Work to do:
Reproduce every one of the following items word for word, leaving the pictures out of your answer.

---------- Dataset records ----------

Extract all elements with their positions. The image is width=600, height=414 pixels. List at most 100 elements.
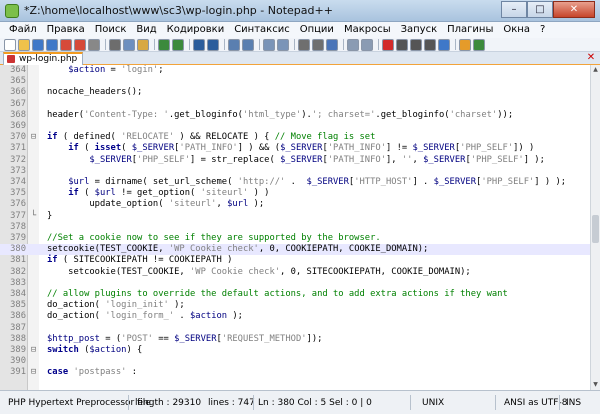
line-number: 367 [10, 98, 26, 109]
copy-icon[interactable] [123, 38, 135, 51]
code-line[interactable]: 373 [0, 166, 590, 177]
run-icon[interactable] [459, 38, 471, 51]
close-icon[interactable] [60, 38, 72, 51]
fold-marker-icon[interactable]: ⊟ [29, 132, 38, 143]
code-text: setcookie(TEST_COOKIE, 'WP Cookie check'… [47, 244, 429, 255]
line-number: 374 [10, 177, 26, 187]
line-number: 378 [10, 221, 26, 232]
code-line[interactable]: 365 [0, 76, 590, 87]
close-window-button[interactable]: ✕ [553, 1, 595, 18]
save-all-icon[interactable] [46, 38, 58, 51]
code-line[interactable]: 378 [0, 222, 590, 233]
code-line[interactable]: 366 nocache_headers(); [0, 87, 590, 98]
indent-guide-icon[interactable] [326, 38, 338, 51]
sync-vertical-icon[interactable] [263, 38, 275, 51]
menu-item[interactable]: ? [535, 22, 550, 38]
code-line[interactable]: 370 ⊟ if ( defined( 'RELOCATE' ) && RELOCA… [0, 132, 590, 143]
spell-check-icon[interactable] [473, 38, 485, 51]
line-number: 381 [10, 255, 26, 266]
save-macro-icon[interactable] [438, 38, 450, 51]
line-number: 387 [10, 322, 26, 333]
print-icon[interactable] [88, 38, 100, 51]
zoom-in-icon[interactable] [228, 38, 240, 51]
zoom-out-icon[interactable] [242, 38, 254, 51]
menu-item[interactable]: Опции [295, 22, 339, 38]
redo-icon[interactable] [172, 38, 184, 51]
code-text: $_SERVER['PHP_SELF'] = str_replace( $_SE… [89, 154, 545, 165]
code-text: if ( defined( 'RELOCATE' ) && RELOCATE )… [47, 132, 376, 143]
code-line[interactable]: 390 [0, 356, 590, 367]
code-line[interactable]: 388 $http_post = ('POST' == $_SERVER['REQ… [0, 334, 590, 345]
scrollbar-thumb[interactable] [592, 215, 599, 243]
word-wrap-icon[interactable] [298, 38, 310, 51]
code-line[interactable]: 375 if ( $url != get_option( 'siteurl' )… [0, 188, 590, 199]
menu-item[interactable]: Вид [131, 22, 161, 38]
play-multiple-icon[interactable] [424, 38, 436, 51]
code-line[interactable]: 377 └} [0, 211, 590, 222]
vertical-scrollbar[interactable]: ▲ ▼ [590, 65, 600, 390]
doc-map-icon[interactable] [347, 38, 359, 51]
status-eol: UNIX [422, 398, 445, 408]
undo-icon[interactable] [158, 38, 170, 51]
code-line[interactable]: 385 do_action( 'login_init' ); [0, 300, 590, 311]
code-line[interactable]: 372 $_SERVER['PHP_SELF'] = str_replace( … [0, 155, 590, 166]
line-number: 371 [10, 143, 26, 154]
code-line[interactable]: 382 setcookie(TEST_COOKIE, 'WP Cookie ch… [0, 267, 590, 278]
code-line[interactable]: 364 $action = 'login'; [0, 65, 590, 76]
code-line[interactable]: 379 //Set a cookie now to see if they are… [0, 233, 590, 244]
code-line[interactable]: 386 do_action( 'login_form_' . $action ); [0, 311, 590, 322]
code-editor[interactable]: 364 $action = 'login'; 365 366 nocache_head… [0, 65, 590, 390]
code-text: update_option( 'siteurl', $url ); [47, 199, 265, 210]
code-line[interactable]: 367 [0, 99, 590, 110]
close-tab-button[interactable]: ✕ [585, 52, 597, 64]
code-line[interactable]: 376 update_option( 'siteurl', $url ); [0, 199, 590, 210]
minimize-button[interactable]: – [501, 1, 527, 18]
menu-item[interactable]: Правка [42, 22, 90, 38]
code-line[interactable]: 368 header('Content-Type: '.get_bloginfo(… [0, 110, 590, 121]
code-line[interactable]: 383 [0, 278, 590, 289]
stop-record-icon[interactable] [396, 38, 408, 51]
menu-item[interactable]: Макросы [339, 22, 396, 38]
scroll-down-arrow-icon[interactable]: ▼ [591, 380, 600, 390]
code-line[interactable]: 384 // allow plugins to override the defa… [0, 289, 590, 300]
fold-marker-icon[interactable]: ⊟ [29, 345, 38, 356]
menu-item[interactable]: Запуск [396, 22, 443, 38]
sync-horizontal-icon[interactable] [277, 38, 289, 51]
show-all-chars-icon[interactable] [312, 38, 324, 51]
play-macro-icon[interactable] [410, 38, 422, 51]
code-line[interactable]: 389 ⊟ switch ($action) { [0, 345, 590, 356]
save-icon[interactable] [32, 38, 44, 51]
code-line[interactable]: 381 if ( SITECOOKIEPATH != COOKIEPATH ) [0, 255, 590, 266]
function-list-icon[interactable] [361, 38, 373, 51]
open-file-icon[interactable] [18, 38, 30, 51]
record-macro-icon[interactable] [382, 38, 394, 51]
tab-wp-login[interactable]: wp-login.php [3, 52, 84, 65]
menu-item[interactable]: Плагины [442, 22, 498, 38]
code-line[interactable]: 374 $url = dirname( set_url_scheme( 'htt… [0, 177, 590, 188]
new-file-icon[interactable] [4, 38, 16, 51]
status-divider [128, 395, 129, 410]
code-line[interactable]: 391 ⊟ case 'postpass' : [0, 367, 590, 378]
fold-marker-icon[interactable]: └ [29, 211, 38, 222]
menu-item[interactable]: Окна [498, 22, 535, 38]
menu-item[interactable]: Поиск [90, 22, 132, 38]
code-line[interactable]: 371 if ( isset( $_SERVER['PATH_INFO'] ) … [0, 143, 590, 154]
toolbar-separator [378, 39, 379, 50]
code-line[interactable]: 380 setcookie(TEST_COOKIE, 'WP Cookie che… [0, 244, 590, 256]
maximize-button[interactable]: □ [527, 1, 553, 18]
code-text: if ( isset( $_SERVER['PATH_INFO'] ) && (… [68, 143, 535, 154]
close-all-icon[interactable] [74, 38, 86, 51]
menu-item[interactable]: Файл [4, 22, 42, 38]
code-text: // allow plugins to override the default… [47, 289, 508, 299]
line-number: 375 [10, 188, 26, 199]
paste-icon[interactable] [137, 38, 149, 51]
replace-icon[interactable] [207, 38, 219, 51]
fold-marker-icon[interactable]: ⊟ [29, 367, 38, 378]
code-line[interactable]: 387 [0, 323, 590, 334]
code-line[interactable]: 369 [0, 121, 590, 132]
scroll-up-arrow-icon[interactable]: ▲ [591, 65, 600, 75]
menu-item[interactable]: Кодировки [162, 22, 230, 38]
cut-icon[interactable] [109, 38, 121, 51]
find-icon[interactable] [193, 38, 205, 51]
menu-item[interactable]: Синтаксис [229, 22, 295, 38]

----------

The output:
Extract all elements with their positions. The image is width=600, height=414 pixels. List at most 100 elements.
line-number: 367 [10, 98, 26, 109]
copy-icon[interactable] [123, 38, 135, 51]
code-line[interactable]: 373 [0, 166, 590, 177]
run-icon[interactable] [459, 38, 471, 51]
close-icon[interactable] [60, 38, 72, 51]
fold-marker-icon[interactable]: ⊟ [29, 132, 38, 143]
code-text: setcookie(TEST_COOKIE, 'WP Cookie check'… [47, 244, 429, 255]
line-number: 374 [10, 177, 26, 187]
line-number: 378 [10, 221, 26, 232]
code-line[interactable]: 365 [0, 76, 590, 87]
close-window-button[interactable]: ✕ [553, 1, 595, 18]
save-all-icon[interactable] [46, 38, 58, 51]
code-line[interactable]: 378 [0, 222, 590, 233]
code-line[interactable]: 366 nocache_headers(); [0, 87, 590, 98]
indent-guide-icon[interactable] [326, 38, 338, 51]
sync-vertical-icon[interactable] [263, 38, 275, 51]
menu-item[interactable]: ? [535, 22, 550, 38]
code-line[interactable]: 370 ⊟ if ( defined( 'RELOCATE' ) && RELOCA… [0, 132, 590, 143]
spell-check-icon[interactable] [473, 38, 485, 51]
line-number: 381 [10, 255, 26, 266]
save-macro-icon[interactable] [438, 38, 450, 51]
line-number: 387 [10, 322, 26, 333]
print-icon[interactable] [88, 38, 100, 51]
zoom-in-icon[interactable] [228, 38, 240, 51]
zoom-out-icon[interactable] [242, 38, 254, 51]
menu-item[interactable]: Опции [295, 22, 339, 38]
redo-icon[interactable] [172, 38, 184, 51]
code-text: $_SERVER['PHP_SELF'] = str_replace( $_SE… [89, 154, 545, 165]
code-text: if ( defined( 'RELOCATE' ) && RELOCATE )… [47, 132, 376, 143]
code-line[interactable]: 390 [0, 356, 590, 367]
code-line[interactable]: 388 $http_post = ('POST' == $_SERVER['REQ… [0, 334, 590, 345]
scrollbar-thumb[interactable] [592, 215, 599, 243]
word-wrap-icon[interactable] [298, 38, 310, 51]
code-line[interactable]: 375 if ( $url != get_option( 'siteurl' )… [0, 188, 590, 199]
menu-item[interactable]: Вид [131, 22, 161, 38]
play-multiple-icon[interactable] [424, 38, 436, 51]
code-line[interactable]: 377 └} [0, 211, 590, 222]
vertical-scrollbar[interactable]: ▲ ▼ [590, 65, 600, 390]
doc-map-icon[interactable] [347, 38, 359, 51]
status-eol: UNIX [422, 398, 445, 408]
undo-icon[interactable] [158, 38, 170, 51]
code-line[interactable]: 385 do_action( 'login_init' ); [0, 300, 590, 311]
code-line[interactable]: 372 $_SERVER['PHP_SELF'] = str_replace( … [0, 155, 590, 166]
line-number: 371 [10, 143, 26, 154]
code-line[interactable]: 382 setcookie(TEST_COOKIE, 'WP Cookie ch… [0, 267, 590, 278]
code-line[interactable]: 364 $action = 'login'; [0, 65, 590, 76]
code-line[interactable]: 379 //Set a cookie now to see if they are… [0, 233, 590, 244]
code-line[interactable]: 386 do_action( 'login_form_' . $action ); [0, 311, 590, 322]
code-editor[interactable]: 364 $action = 'login'; 365 366 nocache_head… [0, 65, 590, 390]
code-text: update_option( 'siteurl', $url ); [47, 199, 265, 210]
code-line[interactable]: 367 [0, 99, 590, 110]
close-tab-button[interactable]: ✕ [585, 52, 597, 64]
code-line[interactable]: 376 update_option( 'siteurl', $url ); [0, 199, 590, 210]
minimize-button[interactable]: – [501, 1, 527, 18]
menu-item[interactable]: Правка [42, 22, 90, 38]
code-line[interactable]: 368 header('Content-Type: '.get_bloginfo(… [0, 110, 590, 121]
code-line[interactable]: 383 [0, 278, 590, 289]
stop-record-icon[interactable] [396, 38, 408, 51]
menu-item[interactable]: Макросы [339, 22, 396, 38]
scroll-down-arrow-icon[interactable]: ▼ [591, 380, 600, 390]
code-line[interactable]: 384 // allow plugins to override the defa… [0, 289, 590, 300]
fold-marker-icon[interactable]: ⊟ [29, 345, 38, 356]
menu-item[interactable]: Запуск [396, 22, 443, 38]
sync-horizontal-icon[interactable] [277, 38, 289, 51]
show-all-chars-icon[interactable] [312, 38, 324, 51]
play-macro-icon[interactable] [410, 38, 422, 51]
code-line[interactable]: 389 ⊟ switch ($action) { [0, 345, 590, 356]
save-icon[interactable] [32, 38, 44, 51]
code-line[interactable]: 381 if ( SITECOOKIEPATH != COOKIEPATH ) [0, 255, 590, 266]
function-list-icon[interactable] [361, 38, 373, 51]
open-file-icon[interactable] [18, 38, 30, 51]
record-macro-icon[interactable] [382, 38, 394, 51]
tab-wp-login[interactable]: wp-login.php [3, 52, 84, 65]
menu-item[interactable]: Плагины [442, 22, 498, 38]
code-line[interactable]: 374 $url = dirname( set_url_scheme( 'htt… [0, 177, 590, 188]
new-file-icon[interactable] [4, 38, 16, 51]
status-divider [128, 395, 129, 410]
code-line[interactable]: 391 ⊟ case 'postpass' : [0, 367, 590, 378]
fold-marker-icon[interactable]: └ [29, 211, 38, 222]
menu-item[interactable]: Окна [498, 22, 535, 38]
menu-item[interactable]: Поиск [90, 22, 132, 38]
code-line[interactable]: 371 if ( isset( $_SERVER['PATH_INFO'] ) … [0, 143, 590, 154]
toolbar-separator [378, 39, 379, 50]
code-line[interactable]: 380 setcookie(TEST_COOKIE, 'WP Cookie che… [0, 244, 590, 256]
maximize-button[interactable]: □ [527, 1, 553, 18]
code-text: if ( isset( $_SERVER['PATH_INFO'] ) && (… [68, 143, 535, 154]
close-all-icon[interactable] [74, 38, 86, 51]
menu-item[interactable]: Файл [4, 22, 42, 38]
code-text: // allow plugins to override the default… [47, 289, 508, 299]
line-number: 375 [10, 188, 26, 199]
paste-icon[interactable] [137, 38, 149, 51]
replace-icon[interactable] [207, 38, 219, 51]
fold-marker-icon[interactable]: ⊟ [29, 367, 38, 378]
code-line[interactable]: 387 [0, 323, 590, 334]
code-line[interactable]: 369 [0, 121, 590, 132]
scroll-up-arrow-icon[interactable]: ▲ [591, 65, 600, 75]
menu-item[interactable]: Кодировки [162, 22, 230, 38]
cut-icon[interactable] [109, 38, 121, 51]
find-icon[interactable] [193, 38, 205, 51]
menu-item[interactable]: Синтаксис [229, 22, 295, 38]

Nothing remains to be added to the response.